Figure content listings =
⁂

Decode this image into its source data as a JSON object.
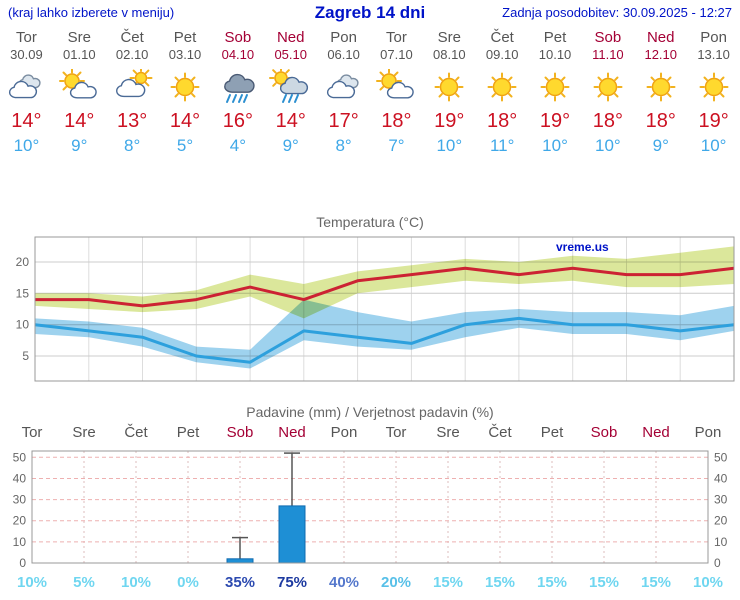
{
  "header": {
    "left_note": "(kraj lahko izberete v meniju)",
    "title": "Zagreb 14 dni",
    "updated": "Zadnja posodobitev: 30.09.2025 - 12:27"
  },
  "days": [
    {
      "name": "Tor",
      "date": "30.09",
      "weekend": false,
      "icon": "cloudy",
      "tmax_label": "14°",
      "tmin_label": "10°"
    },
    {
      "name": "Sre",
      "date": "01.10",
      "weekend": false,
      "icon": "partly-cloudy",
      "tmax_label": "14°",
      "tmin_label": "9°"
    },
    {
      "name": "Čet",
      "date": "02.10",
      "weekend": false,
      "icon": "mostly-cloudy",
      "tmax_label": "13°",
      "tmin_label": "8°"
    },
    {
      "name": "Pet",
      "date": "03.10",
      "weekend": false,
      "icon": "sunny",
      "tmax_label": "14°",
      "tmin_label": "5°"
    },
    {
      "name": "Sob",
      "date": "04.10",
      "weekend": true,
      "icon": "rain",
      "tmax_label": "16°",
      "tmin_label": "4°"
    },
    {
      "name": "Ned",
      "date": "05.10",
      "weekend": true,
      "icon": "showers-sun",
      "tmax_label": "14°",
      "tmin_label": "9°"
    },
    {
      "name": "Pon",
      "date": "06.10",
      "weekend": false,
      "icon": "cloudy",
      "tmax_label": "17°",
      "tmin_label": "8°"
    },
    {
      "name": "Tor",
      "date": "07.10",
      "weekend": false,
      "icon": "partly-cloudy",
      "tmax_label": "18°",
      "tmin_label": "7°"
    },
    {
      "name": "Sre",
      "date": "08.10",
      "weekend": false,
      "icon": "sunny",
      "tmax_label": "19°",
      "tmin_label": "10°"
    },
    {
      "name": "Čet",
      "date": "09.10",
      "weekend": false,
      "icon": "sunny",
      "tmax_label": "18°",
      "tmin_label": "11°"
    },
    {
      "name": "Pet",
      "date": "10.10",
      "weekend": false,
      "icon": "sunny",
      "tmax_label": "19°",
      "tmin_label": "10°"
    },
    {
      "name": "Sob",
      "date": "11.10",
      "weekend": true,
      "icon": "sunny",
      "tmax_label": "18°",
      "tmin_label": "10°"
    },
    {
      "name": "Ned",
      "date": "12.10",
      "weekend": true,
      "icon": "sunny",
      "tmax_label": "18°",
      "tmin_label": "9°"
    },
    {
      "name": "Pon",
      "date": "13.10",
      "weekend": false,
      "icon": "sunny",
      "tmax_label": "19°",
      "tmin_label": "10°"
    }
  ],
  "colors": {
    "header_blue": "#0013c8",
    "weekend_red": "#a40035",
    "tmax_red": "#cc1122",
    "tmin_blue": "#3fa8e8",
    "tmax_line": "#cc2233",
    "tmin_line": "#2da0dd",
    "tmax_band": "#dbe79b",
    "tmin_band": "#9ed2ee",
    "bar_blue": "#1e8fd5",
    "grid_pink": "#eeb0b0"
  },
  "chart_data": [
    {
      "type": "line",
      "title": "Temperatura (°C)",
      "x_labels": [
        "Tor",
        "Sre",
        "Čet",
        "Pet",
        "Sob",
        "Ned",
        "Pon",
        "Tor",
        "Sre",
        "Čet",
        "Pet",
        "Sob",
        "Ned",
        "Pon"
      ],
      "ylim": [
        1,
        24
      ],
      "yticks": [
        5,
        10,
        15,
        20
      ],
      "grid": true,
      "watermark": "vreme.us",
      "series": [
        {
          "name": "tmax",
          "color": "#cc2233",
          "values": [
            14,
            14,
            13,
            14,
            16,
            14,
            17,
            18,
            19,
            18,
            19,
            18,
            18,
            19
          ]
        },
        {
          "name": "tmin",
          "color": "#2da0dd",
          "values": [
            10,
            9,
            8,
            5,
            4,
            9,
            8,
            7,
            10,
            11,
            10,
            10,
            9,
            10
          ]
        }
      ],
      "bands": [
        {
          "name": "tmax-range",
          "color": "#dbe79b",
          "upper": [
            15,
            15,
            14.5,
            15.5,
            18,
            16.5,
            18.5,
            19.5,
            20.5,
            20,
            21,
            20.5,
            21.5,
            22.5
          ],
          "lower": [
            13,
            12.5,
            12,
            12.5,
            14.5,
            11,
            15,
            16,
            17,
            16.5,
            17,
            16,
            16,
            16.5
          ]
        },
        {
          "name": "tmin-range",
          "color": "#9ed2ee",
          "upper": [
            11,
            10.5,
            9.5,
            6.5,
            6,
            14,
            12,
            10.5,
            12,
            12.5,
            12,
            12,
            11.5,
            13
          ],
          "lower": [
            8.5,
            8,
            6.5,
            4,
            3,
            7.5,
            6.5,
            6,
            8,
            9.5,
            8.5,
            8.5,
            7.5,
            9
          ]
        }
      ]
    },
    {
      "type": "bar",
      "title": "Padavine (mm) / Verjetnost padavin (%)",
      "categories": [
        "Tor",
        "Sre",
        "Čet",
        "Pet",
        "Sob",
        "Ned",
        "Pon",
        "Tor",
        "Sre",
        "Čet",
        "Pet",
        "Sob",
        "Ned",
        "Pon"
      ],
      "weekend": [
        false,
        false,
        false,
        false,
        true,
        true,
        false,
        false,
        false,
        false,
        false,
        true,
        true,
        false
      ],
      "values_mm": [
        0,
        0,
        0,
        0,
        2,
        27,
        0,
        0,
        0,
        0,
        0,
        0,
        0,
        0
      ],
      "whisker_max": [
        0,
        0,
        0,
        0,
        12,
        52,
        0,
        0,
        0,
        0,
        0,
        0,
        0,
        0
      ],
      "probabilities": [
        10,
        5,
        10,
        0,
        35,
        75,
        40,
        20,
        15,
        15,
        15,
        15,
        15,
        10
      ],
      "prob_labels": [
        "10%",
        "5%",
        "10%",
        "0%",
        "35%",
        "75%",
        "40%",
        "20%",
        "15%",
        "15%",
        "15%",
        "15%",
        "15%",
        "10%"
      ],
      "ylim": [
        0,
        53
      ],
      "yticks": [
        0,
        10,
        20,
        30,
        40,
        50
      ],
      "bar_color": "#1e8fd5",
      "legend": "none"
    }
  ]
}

⁂

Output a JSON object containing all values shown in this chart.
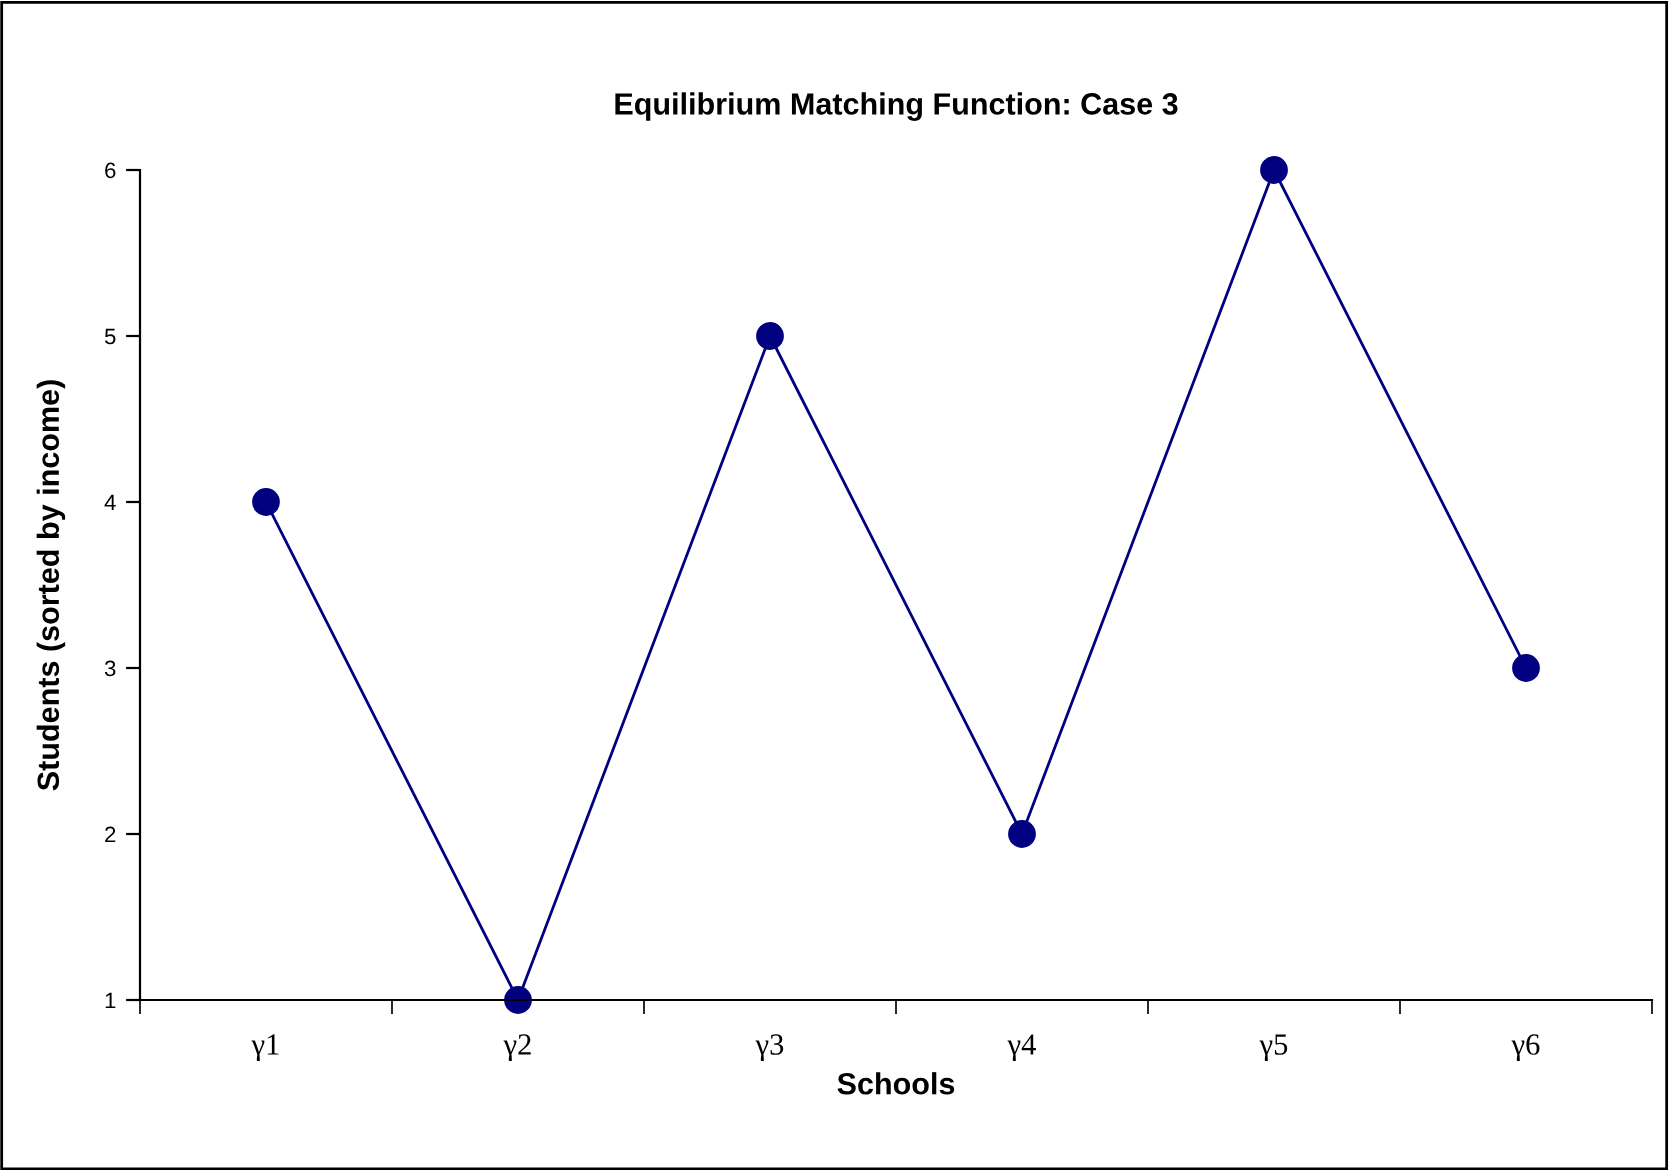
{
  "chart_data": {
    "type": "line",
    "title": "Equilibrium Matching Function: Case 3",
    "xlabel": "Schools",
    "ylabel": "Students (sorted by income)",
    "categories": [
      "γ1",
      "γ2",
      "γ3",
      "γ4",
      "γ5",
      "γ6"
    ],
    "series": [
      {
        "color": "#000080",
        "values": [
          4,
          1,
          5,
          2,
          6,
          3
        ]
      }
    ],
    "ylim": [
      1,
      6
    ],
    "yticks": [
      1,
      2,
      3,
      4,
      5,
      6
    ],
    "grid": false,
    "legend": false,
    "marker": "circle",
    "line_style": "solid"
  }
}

⁂

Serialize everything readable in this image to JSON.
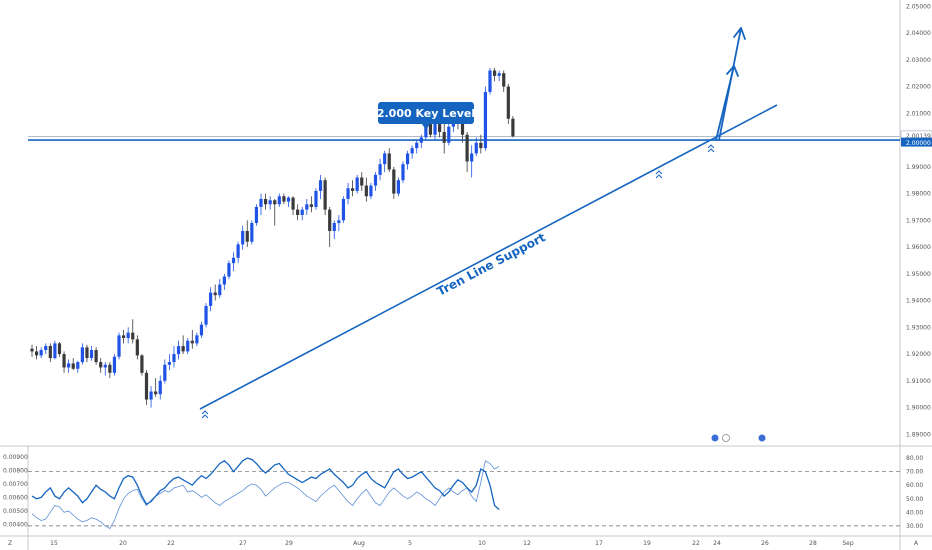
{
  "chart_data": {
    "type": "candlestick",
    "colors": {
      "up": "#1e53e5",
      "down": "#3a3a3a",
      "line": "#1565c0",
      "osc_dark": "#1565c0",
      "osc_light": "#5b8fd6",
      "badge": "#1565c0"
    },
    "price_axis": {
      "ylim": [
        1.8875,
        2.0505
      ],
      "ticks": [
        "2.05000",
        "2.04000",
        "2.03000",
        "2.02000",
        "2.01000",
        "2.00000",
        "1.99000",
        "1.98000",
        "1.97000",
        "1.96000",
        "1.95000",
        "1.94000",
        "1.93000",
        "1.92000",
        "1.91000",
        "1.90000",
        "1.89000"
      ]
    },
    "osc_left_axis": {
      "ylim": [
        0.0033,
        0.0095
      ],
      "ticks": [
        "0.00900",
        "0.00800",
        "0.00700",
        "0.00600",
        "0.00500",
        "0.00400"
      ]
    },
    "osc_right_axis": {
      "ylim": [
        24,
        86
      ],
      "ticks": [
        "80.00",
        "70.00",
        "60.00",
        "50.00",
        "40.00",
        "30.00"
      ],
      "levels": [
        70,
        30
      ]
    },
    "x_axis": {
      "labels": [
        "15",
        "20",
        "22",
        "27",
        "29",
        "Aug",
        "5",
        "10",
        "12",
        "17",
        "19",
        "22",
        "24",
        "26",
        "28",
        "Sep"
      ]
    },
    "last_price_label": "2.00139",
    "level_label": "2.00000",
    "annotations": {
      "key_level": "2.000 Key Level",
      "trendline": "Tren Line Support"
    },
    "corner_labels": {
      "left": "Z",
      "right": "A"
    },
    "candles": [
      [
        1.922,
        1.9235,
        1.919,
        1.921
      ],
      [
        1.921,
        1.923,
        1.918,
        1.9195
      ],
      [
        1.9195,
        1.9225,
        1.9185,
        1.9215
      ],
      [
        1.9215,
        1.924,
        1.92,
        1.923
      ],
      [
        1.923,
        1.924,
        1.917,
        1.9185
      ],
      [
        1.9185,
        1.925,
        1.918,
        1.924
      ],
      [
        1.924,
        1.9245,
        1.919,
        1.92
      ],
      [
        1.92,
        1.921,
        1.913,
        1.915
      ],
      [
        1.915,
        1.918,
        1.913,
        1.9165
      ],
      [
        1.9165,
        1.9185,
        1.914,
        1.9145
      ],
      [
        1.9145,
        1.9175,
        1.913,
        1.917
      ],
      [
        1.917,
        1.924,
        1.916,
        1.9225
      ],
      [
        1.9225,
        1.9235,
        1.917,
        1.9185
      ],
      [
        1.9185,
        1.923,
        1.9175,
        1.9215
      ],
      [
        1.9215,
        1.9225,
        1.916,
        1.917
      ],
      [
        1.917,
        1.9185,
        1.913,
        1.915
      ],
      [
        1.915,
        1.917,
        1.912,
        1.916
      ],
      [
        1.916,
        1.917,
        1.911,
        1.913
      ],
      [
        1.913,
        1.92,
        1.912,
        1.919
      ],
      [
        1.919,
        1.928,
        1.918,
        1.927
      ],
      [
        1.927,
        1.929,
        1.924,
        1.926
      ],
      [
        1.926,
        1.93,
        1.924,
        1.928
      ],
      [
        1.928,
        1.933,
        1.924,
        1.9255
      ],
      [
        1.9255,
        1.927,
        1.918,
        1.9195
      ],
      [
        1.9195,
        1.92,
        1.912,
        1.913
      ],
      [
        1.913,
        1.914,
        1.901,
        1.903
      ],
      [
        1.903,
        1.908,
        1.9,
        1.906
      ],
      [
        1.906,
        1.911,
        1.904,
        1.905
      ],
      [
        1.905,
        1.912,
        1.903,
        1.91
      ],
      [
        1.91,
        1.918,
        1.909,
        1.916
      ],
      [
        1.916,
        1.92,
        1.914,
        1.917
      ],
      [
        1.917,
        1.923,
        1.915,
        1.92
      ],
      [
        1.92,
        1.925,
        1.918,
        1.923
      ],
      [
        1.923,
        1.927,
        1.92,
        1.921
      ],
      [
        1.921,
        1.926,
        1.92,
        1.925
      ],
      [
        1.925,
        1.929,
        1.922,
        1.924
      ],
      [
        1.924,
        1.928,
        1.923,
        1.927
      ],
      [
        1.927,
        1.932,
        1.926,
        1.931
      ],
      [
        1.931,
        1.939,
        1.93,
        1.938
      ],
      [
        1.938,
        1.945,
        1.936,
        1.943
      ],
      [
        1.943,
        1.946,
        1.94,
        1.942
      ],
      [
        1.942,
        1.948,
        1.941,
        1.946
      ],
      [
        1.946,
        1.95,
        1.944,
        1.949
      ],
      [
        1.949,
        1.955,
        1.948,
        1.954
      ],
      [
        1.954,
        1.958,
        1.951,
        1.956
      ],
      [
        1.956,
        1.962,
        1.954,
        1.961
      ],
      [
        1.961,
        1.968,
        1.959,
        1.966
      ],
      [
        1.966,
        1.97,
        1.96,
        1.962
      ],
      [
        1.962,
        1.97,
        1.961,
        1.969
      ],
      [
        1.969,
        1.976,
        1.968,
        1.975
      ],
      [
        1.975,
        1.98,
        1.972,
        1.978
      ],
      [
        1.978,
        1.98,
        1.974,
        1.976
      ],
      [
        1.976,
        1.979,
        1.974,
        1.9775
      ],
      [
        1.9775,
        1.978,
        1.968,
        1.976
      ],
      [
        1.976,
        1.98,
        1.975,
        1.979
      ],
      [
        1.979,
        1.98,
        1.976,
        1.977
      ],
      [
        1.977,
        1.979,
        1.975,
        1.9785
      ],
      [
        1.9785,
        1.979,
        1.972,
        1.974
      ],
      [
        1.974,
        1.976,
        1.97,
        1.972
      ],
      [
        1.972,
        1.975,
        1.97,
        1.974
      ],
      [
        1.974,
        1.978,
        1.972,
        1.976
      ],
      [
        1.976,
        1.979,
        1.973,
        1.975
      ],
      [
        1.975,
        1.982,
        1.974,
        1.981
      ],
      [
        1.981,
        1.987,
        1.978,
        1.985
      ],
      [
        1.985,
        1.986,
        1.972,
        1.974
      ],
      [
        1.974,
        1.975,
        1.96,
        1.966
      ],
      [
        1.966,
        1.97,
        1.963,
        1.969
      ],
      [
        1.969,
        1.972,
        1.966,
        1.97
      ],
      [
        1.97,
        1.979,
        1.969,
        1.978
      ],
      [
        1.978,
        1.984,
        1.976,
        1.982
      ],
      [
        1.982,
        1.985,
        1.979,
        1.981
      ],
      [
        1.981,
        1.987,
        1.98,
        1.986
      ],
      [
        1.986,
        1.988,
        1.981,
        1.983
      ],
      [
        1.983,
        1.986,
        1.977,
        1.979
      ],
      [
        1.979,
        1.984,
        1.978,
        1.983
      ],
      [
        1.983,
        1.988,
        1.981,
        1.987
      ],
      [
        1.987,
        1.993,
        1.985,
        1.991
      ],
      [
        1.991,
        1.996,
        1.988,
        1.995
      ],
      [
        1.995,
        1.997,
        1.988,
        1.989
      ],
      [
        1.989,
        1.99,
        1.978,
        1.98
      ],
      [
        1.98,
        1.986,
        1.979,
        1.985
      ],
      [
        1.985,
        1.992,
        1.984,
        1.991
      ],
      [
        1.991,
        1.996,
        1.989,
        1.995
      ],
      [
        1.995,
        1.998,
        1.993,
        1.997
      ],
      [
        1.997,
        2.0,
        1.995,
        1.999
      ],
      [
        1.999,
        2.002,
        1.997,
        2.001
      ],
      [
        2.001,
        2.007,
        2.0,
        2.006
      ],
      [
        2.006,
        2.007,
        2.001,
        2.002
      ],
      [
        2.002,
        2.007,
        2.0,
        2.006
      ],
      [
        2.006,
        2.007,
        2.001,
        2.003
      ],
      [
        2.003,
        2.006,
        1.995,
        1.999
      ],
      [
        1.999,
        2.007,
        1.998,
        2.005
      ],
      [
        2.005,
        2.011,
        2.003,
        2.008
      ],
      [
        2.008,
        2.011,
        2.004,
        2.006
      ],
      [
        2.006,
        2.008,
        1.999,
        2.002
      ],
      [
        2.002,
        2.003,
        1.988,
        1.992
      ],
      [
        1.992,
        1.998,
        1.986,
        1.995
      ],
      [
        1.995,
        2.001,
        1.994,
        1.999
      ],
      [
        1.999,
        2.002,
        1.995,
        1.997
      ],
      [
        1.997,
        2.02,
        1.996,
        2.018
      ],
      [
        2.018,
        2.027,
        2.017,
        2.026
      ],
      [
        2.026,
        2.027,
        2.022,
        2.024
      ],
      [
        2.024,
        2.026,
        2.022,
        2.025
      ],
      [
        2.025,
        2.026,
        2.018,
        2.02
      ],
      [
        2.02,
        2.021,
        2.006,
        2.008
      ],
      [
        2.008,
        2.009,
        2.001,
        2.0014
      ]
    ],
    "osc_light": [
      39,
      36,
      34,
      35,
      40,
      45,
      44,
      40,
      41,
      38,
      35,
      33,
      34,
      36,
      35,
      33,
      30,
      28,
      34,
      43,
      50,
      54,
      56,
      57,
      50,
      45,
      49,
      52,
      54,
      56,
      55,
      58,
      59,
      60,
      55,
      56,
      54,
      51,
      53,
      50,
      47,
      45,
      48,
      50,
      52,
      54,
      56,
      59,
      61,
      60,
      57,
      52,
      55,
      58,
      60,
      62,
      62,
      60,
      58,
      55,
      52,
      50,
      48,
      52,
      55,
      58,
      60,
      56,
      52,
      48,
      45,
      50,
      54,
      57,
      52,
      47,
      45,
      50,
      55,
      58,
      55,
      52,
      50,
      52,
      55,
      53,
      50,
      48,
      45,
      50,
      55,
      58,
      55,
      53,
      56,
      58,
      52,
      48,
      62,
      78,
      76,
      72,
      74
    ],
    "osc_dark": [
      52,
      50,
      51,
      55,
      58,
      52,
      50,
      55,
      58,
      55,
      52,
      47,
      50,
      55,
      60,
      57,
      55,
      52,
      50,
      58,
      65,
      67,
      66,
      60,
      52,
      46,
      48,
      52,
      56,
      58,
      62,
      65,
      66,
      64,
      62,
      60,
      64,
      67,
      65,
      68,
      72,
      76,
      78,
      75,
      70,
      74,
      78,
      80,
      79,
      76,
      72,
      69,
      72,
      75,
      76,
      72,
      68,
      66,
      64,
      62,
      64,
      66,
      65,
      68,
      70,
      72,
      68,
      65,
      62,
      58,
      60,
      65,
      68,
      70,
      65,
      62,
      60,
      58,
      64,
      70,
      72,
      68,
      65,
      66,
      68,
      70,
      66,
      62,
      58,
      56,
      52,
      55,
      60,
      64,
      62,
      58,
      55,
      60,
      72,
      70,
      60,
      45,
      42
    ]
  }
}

⁂

Exercise directions = Read the entries above, then pull out the lines that include "object".

Full answer =
Decode this image into its source data as a JSON object.
Output a JSON object containing all values shown in this chart.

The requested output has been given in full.